__Instruction 1__: State whether each statement agrees with the Slurm mailing-list thread: (a) ReturnToService=2 was set to keep the node from being marked down; (b) the NOT_RESPONDING mark never clears without intervention; (c) the writer searched the Slurm repository before posting the follow-up. For each, give yes or no and quote the deciding words of the thread.
__Instruction 2__: Extend the Slurm mailing-list thread, beginning after its final sentence.

__Text passage__:

Dear slurm-user list,
I have a cloud node that is powered up and down on demand. Rarely it can happen that slurm's resumeTimeout is reached and the node is therefore powered down. We have set ReturnToService=2 in order to avoid the node being marked down, because the instance behind that node is created on demand and therefore after a failure nothing stops the system to start the node again as it is a different instance.
I thought this would be enough, but apparently the node is still marked with "NOT_RESPONDING" which leads to slurm not trying to schedule on it.
After a while NOT_RESPONDING is removed, but I would like to move it directly from within my fail script if possible so that the node can return to service immediately and not be blocked by "NOT_RESPONDING".
Best regards, Xaver
I am wondering why my question (below) didn't catch anyone's attention. Just for me as a feedback. Is it unclear where my problem lies or is it clear, but no solution is known? I looked through the documentation and now searched the Slurm repository, but am still unable to clearly identify how to handle "NOT_RESPONDING".

__Dataset records__:
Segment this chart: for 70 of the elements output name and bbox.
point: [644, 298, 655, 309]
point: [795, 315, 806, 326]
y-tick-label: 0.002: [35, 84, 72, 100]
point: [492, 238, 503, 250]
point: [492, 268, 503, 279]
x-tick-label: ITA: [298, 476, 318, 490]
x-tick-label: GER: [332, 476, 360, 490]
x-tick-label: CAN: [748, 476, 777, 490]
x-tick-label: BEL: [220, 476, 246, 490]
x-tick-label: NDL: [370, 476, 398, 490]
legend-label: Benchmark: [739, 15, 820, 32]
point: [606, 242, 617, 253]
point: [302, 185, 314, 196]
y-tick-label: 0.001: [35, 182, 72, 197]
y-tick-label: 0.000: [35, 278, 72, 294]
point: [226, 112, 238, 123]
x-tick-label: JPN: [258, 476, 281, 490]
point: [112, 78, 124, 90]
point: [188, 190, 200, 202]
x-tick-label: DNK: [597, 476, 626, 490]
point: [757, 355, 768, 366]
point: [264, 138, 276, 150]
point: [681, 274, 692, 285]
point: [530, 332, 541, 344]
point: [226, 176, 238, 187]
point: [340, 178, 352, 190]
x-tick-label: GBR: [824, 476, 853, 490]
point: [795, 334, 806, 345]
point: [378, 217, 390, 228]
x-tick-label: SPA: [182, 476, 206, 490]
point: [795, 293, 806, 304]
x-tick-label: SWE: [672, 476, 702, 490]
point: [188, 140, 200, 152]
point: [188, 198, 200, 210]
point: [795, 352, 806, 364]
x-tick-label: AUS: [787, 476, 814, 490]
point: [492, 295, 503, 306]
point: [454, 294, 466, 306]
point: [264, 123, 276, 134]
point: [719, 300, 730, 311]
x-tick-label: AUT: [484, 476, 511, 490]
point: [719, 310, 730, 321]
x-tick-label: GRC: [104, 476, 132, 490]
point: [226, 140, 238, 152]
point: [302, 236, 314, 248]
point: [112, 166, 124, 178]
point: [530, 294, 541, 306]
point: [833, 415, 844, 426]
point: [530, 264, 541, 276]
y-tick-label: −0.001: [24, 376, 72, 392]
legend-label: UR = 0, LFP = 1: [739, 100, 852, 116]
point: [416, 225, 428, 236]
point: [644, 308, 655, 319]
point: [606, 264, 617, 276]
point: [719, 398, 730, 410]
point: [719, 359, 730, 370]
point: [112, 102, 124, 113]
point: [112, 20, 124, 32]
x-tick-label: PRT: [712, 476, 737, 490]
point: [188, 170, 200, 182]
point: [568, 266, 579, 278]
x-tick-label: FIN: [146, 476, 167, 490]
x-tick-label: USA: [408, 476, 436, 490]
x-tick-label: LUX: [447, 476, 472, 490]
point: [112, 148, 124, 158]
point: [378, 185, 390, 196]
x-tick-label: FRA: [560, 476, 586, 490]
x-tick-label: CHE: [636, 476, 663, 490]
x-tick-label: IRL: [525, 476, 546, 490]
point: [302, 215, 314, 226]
--
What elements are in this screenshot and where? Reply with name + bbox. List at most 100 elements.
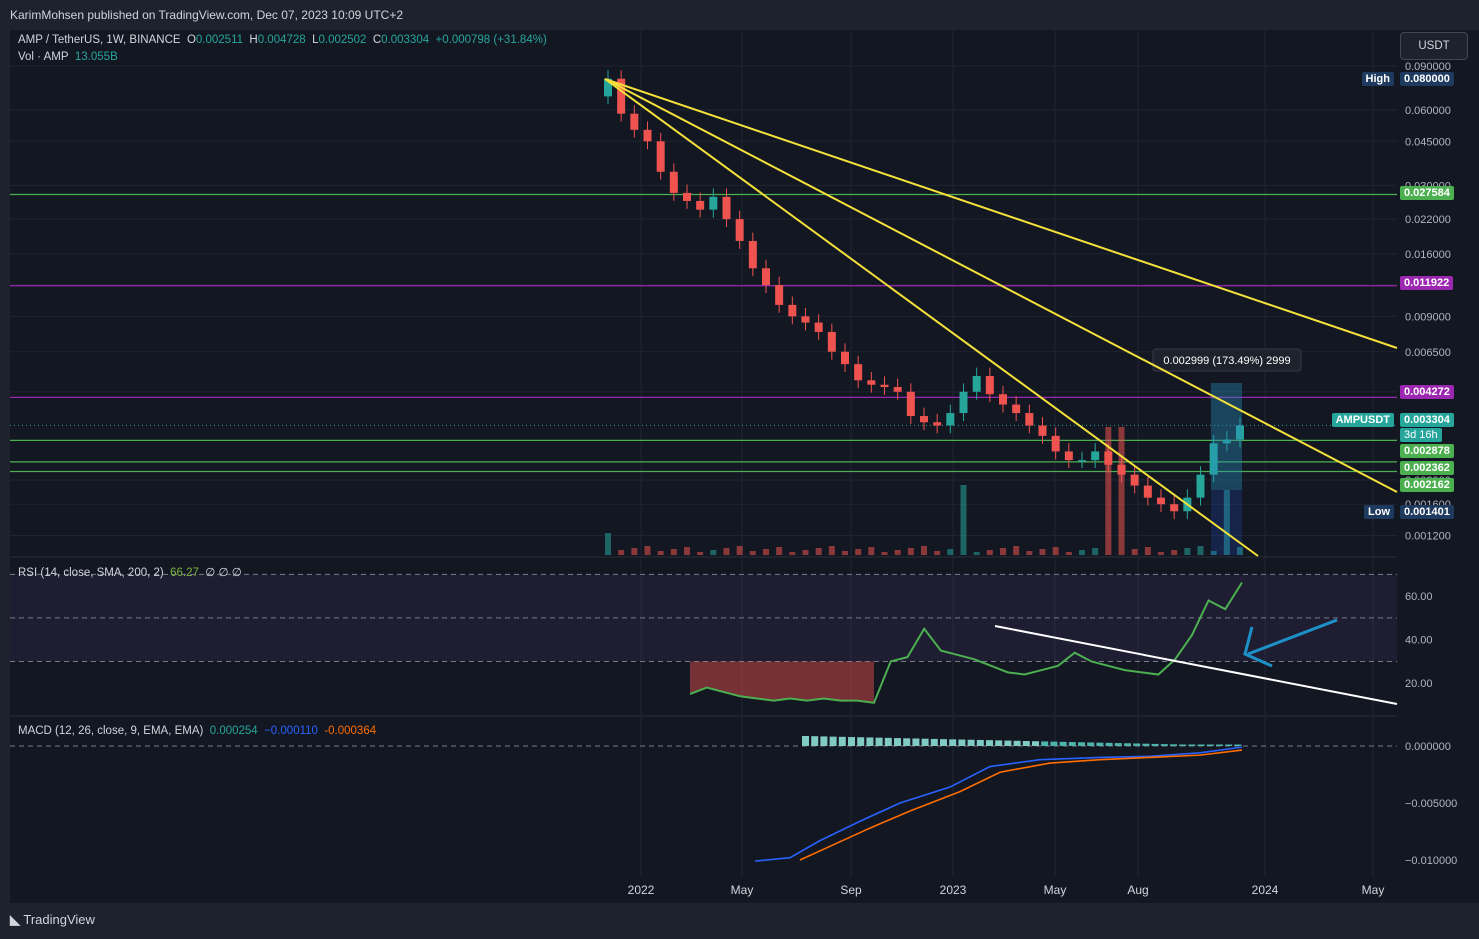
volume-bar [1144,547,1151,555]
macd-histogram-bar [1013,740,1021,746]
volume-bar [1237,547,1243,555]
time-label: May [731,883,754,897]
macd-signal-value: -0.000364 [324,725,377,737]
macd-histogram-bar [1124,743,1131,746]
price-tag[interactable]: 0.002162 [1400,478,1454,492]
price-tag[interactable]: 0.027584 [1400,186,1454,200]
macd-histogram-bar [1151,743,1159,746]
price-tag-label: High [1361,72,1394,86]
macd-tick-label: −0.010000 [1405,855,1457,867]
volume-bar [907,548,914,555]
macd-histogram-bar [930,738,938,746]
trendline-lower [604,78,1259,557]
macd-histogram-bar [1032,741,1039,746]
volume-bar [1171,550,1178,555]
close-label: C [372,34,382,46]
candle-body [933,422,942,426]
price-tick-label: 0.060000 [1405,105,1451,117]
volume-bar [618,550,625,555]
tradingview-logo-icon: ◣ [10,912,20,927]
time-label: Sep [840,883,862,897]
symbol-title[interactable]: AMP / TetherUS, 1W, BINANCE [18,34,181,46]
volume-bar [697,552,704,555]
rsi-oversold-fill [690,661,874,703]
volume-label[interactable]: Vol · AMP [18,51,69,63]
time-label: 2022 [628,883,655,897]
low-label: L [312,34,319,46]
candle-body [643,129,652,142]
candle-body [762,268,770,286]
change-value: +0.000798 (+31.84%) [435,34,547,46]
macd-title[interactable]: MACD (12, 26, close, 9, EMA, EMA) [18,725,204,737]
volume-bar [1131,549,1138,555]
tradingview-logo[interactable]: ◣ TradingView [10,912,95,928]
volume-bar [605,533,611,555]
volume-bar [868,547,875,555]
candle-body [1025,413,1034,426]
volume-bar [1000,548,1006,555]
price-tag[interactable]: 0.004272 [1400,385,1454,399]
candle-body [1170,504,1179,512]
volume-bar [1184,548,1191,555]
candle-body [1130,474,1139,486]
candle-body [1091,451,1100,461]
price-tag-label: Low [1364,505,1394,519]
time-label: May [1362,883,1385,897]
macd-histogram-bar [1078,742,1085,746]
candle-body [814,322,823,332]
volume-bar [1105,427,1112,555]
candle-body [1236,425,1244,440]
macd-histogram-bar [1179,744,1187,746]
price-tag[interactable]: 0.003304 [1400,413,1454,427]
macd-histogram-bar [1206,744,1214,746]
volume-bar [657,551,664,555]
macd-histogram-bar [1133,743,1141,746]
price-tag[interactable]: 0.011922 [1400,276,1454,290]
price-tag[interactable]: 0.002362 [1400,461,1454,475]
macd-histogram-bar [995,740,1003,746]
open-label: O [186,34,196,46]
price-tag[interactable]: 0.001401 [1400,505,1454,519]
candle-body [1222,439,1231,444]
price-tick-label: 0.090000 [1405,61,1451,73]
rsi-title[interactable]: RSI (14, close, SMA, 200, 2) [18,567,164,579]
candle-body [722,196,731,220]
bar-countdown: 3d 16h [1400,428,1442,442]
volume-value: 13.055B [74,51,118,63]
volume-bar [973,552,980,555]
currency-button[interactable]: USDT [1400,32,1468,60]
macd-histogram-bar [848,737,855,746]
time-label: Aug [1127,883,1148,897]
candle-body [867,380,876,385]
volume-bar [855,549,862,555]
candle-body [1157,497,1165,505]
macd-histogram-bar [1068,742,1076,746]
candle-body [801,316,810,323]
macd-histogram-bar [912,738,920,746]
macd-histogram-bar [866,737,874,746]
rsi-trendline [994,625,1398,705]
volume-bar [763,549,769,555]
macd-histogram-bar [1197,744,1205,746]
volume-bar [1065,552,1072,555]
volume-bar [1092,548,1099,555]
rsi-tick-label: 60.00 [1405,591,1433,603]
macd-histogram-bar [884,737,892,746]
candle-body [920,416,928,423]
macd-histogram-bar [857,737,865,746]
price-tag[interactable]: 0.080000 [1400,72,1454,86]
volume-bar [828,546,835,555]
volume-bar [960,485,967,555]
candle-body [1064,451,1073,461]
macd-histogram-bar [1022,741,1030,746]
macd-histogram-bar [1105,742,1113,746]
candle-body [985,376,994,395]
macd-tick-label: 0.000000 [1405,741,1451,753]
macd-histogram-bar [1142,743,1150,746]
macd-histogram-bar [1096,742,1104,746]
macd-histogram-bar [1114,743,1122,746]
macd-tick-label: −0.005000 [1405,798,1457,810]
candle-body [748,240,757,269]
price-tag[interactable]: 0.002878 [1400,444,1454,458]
--
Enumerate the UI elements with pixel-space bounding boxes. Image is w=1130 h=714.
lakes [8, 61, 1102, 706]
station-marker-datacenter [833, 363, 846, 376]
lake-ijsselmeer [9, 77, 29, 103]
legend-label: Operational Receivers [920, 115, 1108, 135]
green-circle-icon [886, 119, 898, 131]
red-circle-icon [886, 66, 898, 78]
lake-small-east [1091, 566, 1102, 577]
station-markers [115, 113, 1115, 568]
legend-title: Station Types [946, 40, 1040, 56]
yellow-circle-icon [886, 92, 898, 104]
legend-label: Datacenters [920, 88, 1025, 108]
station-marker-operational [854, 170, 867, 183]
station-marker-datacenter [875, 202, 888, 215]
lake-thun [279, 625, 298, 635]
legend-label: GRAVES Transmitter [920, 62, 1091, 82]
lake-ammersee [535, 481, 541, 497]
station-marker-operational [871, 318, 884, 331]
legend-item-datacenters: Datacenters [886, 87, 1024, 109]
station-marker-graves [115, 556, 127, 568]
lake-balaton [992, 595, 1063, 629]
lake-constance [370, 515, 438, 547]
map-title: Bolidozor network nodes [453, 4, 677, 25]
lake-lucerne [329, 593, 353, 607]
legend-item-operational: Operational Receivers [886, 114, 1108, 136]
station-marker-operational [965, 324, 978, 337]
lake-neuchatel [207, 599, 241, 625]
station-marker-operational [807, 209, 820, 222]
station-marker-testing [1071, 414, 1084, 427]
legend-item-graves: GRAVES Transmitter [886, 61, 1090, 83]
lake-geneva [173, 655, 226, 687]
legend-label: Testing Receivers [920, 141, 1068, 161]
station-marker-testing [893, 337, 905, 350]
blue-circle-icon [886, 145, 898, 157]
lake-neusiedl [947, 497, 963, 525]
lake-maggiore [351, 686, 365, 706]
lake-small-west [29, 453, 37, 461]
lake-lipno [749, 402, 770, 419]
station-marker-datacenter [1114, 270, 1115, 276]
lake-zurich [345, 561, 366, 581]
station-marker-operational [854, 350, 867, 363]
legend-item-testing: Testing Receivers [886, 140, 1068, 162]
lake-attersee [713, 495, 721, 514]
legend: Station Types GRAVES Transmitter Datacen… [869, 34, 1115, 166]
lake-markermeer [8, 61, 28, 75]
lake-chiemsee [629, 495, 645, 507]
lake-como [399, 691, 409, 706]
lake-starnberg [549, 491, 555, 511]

__Task answer 1__:
(a) Yes: "We have set ReturnToService=2 in order to avoid the node being marked down"
(b) No: "After a while NOT_RESPONDING is removed"
(c) Yes: "I looked through the documentation and now searched the Slurm repository"

__Task answer 2__:
I would really like to improve my question if necessary.
Best regards, Xaver
On 23.02.24 18:55, Xaver Stiensmeier wrote:
Dear slurm-user list,
I have a cloud node that is powered up and down on demand. Rarely it can happen that slurm's resumeTimeout is reached and the node is therefore powered down. We have set ReturnToService=2 in order to avoid the node being marked down, because the instance behind that node is created on demand and therefore after a failure nothing stops the system to start the node again as it is a different instance.
I thought this would be enough, but apparently the node is still marked with "NOT_RESPONDING" which leads to slurm not trying to schedule on it.
After a while NOT_RESPONDING is removed, but I would like to move it directly from within my fail script if possible so that the node can return to service immediately and not be blocked by "NOT_RESPONDING".
Best regards, Xaver
Hi Xaver,
I found your thread while searching for a solution to the same issue with cloud nodes. In the past I have always used POWER_UP to get the node to register and clear the NOT_RESPONDING flag, but this necessarily creates an instance regardless of whether I need one. It turns out that updating with UNDRAIN accomplishes the same without booting an instance. Setting UNDRAIN allows the node to be scheduled, which causes the resume program to run and once booted and registered, NOT_RESPONDING is cleared.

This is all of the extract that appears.